--- start Data section ---

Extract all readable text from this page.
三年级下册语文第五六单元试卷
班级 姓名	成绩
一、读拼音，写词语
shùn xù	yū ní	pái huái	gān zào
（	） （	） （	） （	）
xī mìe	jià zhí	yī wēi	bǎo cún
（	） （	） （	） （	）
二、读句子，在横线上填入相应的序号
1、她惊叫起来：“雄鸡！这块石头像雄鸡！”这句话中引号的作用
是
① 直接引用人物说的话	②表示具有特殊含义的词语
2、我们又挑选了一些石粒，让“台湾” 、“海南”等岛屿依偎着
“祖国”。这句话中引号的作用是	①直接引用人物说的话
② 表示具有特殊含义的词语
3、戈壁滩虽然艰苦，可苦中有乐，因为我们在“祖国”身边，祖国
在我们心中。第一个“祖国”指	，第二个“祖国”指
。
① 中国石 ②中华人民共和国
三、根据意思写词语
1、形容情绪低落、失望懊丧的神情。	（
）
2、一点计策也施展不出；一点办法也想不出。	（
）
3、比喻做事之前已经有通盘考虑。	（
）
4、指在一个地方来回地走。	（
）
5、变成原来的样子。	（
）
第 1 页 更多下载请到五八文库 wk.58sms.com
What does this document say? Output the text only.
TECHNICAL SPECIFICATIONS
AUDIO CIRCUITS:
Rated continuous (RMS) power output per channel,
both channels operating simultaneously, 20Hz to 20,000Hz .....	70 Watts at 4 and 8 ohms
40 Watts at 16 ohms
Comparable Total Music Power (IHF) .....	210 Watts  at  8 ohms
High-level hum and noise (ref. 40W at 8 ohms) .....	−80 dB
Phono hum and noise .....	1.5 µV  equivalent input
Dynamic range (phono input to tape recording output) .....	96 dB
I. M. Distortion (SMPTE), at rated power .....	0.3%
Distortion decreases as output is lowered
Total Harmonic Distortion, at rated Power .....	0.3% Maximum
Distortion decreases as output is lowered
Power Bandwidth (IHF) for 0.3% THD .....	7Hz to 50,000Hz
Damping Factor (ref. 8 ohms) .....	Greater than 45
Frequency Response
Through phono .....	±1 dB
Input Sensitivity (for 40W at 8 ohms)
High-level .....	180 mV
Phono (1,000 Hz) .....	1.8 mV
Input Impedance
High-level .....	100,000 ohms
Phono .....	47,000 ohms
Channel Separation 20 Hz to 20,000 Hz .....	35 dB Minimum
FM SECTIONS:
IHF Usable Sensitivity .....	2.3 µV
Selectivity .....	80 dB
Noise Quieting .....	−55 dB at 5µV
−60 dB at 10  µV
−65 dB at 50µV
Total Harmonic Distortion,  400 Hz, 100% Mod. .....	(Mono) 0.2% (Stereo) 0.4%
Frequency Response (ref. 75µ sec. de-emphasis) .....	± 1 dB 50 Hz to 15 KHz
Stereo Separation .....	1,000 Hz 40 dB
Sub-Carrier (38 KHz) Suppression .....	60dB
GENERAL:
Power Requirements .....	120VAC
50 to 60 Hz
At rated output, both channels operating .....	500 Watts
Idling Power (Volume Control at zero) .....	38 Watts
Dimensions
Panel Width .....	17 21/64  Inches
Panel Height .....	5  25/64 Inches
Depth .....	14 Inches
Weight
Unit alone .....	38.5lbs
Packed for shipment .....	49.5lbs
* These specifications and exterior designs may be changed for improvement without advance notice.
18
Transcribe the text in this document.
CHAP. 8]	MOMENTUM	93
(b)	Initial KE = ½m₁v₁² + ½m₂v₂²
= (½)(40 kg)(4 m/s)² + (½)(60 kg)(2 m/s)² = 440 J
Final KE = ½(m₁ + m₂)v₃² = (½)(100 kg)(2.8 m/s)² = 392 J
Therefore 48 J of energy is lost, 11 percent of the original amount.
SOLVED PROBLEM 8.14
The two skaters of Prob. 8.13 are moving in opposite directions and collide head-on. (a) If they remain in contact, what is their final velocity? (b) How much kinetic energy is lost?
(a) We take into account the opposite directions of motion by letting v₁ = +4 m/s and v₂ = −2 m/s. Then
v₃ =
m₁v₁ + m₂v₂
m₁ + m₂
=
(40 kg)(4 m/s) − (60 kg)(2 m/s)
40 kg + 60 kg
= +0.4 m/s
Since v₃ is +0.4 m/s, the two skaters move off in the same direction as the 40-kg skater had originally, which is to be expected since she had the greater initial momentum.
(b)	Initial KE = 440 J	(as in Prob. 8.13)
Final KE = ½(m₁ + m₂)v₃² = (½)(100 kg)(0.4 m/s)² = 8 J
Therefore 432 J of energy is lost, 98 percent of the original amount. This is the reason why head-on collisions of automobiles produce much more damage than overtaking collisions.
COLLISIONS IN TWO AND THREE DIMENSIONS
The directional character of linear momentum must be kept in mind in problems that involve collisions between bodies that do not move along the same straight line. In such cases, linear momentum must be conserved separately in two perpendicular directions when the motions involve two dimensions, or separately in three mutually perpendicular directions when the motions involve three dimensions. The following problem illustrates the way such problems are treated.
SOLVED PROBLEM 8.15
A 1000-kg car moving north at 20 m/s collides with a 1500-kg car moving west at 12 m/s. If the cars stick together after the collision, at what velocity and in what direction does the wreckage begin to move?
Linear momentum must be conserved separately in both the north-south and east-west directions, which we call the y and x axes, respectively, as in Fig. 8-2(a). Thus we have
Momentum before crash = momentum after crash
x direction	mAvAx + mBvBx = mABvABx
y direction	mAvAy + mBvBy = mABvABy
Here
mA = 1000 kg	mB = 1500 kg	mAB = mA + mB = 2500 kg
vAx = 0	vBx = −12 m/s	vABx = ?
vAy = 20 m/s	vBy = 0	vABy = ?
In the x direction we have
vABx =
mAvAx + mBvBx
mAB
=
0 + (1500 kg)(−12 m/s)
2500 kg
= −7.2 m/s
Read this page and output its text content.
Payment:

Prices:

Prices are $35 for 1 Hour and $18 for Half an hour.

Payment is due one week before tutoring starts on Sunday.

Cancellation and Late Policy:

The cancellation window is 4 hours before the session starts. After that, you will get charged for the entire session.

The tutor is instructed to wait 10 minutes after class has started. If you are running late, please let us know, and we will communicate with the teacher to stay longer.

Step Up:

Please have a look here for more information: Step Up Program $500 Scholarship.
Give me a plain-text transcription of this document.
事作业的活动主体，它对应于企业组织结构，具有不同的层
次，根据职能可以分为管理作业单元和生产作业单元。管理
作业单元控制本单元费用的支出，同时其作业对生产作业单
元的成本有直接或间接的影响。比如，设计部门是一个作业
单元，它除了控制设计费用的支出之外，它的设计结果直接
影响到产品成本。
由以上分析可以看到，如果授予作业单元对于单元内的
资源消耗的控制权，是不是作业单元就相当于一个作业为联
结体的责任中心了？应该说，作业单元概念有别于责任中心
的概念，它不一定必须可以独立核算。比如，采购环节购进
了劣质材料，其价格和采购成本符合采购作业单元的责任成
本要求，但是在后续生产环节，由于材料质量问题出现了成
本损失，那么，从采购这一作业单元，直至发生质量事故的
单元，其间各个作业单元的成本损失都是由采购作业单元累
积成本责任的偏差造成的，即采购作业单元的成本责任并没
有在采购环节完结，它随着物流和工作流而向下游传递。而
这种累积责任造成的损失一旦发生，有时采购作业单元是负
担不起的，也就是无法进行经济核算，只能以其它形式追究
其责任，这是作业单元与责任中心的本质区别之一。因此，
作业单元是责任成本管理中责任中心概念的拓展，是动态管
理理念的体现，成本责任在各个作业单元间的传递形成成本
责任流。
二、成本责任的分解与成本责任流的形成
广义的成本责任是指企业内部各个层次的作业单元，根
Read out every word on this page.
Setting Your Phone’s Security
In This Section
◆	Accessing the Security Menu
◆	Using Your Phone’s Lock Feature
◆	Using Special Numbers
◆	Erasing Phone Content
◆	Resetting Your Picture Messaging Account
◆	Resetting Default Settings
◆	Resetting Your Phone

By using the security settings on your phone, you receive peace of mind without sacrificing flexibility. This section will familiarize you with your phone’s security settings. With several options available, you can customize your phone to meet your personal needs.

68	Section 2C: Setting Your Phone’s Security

--- end Data section ---

Job:
Within the records above, how many lines include the word "head"? State the number by itself.

Result for this exercise:
2